Data entries:
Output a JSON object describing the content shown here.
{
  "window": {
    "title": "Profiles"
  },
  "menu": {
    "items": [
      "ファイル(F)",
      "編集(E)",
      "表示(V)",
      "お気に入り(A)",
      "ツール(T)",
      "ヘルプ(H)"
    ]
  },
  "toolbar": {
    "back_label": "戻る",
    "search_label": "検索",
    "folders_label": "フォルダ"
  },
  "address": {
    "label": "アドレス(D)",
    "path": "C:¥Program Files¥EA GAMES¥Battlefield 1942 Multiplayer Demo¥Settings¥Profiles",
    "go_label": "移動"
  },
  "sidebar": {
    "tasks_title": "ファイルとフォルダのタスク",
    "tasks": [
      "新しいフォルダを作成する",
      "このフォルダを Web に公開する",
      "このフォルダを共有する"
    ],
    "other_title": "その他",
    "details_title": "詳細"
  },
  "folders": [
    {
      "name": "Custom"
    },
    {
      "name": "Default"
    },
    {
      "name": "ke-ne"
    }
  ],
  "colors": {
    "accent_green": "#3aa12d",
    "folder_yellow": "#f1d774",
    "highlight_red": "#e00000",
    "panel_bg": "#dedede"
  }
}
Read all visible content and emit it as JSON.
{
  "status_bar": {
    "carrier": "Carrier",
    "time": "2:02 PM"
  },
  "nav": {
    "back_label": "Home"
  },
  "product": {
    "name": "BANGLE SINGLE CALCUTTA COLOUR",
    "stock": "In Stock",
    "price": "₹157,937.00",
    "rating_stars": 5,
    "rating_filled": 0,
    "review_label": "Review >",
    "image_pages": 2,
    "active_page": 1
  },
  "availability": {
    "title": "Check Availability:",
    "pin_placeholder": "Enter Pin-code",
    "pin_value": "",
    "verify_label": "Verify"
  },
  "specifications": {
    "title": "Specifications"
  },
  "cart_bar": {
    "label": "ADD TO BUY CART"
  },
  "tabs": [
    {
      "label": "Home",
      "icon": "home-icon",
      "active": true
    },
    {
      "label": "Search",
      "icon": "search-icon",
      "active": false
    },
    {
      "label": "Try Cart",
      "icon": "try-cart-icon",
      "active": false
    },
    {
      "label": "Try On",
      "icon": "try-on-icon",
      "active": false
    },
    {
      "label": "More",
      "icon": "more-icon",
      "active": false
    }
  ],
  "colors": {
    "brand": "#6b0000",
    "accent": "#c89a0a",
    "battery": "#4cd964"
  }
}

...

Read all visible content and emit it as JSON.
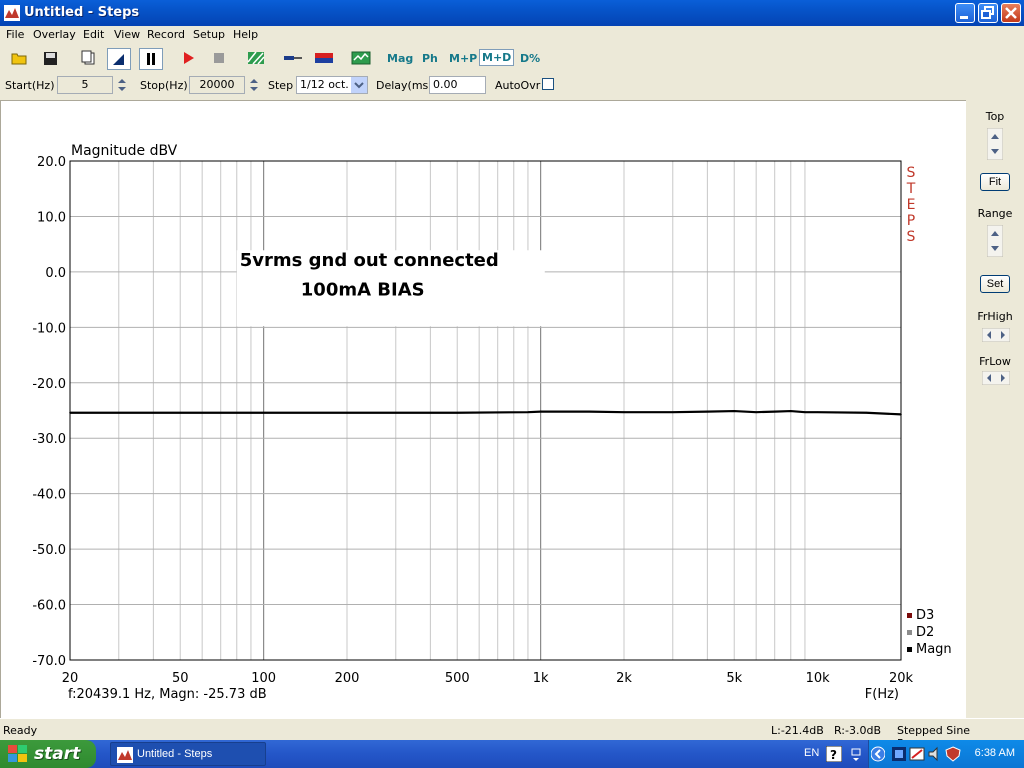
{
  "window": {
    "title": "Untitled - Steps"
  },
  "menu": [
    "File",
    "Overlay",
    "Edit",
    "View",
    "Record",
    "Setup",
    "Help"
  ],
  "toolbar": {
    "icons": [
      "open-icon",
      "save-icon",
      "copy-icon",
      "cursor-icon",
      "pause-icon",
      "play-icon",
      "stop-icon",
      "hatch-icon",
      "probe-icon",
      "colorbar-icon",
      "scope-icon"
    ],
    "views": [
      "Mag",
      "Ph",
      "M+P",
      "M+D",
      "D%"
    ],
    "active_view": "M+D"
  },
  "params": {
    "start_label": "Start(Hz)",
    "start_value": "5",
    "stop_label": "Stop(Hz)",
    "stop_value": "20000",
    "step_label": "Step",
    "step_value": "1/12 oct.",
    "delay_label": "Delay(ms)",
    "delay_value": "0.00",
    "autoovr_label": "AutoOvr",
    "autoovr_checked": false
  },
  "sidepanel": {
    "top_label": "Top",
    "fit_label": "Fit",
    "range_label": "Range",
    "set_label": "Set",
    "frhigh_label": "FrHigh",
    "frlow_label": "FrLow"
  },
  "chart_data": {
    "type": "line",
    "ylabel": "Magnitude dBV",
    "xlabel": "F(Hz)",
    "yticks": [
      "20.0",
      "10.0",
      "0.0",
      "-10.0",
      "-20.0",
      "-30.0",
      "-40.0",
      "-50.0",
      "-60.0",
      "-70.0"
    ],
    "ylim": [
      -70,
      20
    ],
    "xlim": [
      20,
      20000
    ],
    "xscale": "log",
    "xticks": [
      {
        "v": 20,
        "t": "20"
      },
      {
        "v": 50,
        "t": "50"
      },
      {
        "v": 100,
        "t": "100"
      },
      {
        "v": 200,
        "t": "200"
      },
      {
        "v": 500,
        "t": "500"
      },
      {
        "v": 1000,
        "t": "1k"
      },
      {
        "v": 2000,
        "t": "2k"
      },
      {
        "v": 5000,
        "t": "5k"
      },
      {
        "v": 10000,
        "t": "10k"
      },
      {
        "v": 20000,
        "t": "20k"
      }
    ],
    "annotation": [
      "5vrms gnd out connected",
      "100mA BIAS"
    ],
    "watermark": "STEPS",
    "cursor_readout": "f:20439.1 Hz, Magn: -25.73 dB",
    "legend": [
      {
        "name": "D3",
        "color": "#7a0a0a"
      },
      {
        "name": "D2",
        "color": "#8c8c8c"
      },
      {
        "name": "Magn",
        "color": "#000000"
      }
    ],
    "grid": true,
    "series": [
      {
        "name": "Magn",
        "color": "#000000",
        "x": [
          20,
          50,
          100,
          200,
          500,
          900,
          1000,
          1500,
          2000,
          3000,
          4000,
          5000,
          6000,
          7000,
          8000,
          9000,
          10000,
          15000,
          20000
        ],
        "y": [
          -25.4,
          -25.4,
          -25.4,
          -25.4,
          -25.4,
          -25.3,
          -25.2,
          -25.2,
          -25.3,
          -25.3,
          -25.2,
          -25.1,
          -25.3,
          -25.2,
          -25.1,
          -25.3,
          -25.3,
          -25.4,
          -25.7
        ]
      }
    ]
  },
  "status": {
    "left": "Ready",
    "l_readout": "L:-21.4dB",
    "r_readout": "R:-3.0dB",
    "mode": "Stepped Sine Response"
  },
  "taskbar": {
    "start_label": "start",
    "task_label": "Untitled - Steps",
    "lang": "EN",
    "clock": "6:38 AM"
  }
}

Aim of the exercise: State the number of lines that contain the string "Profiles", with no other words.

Answer to this exercise: 2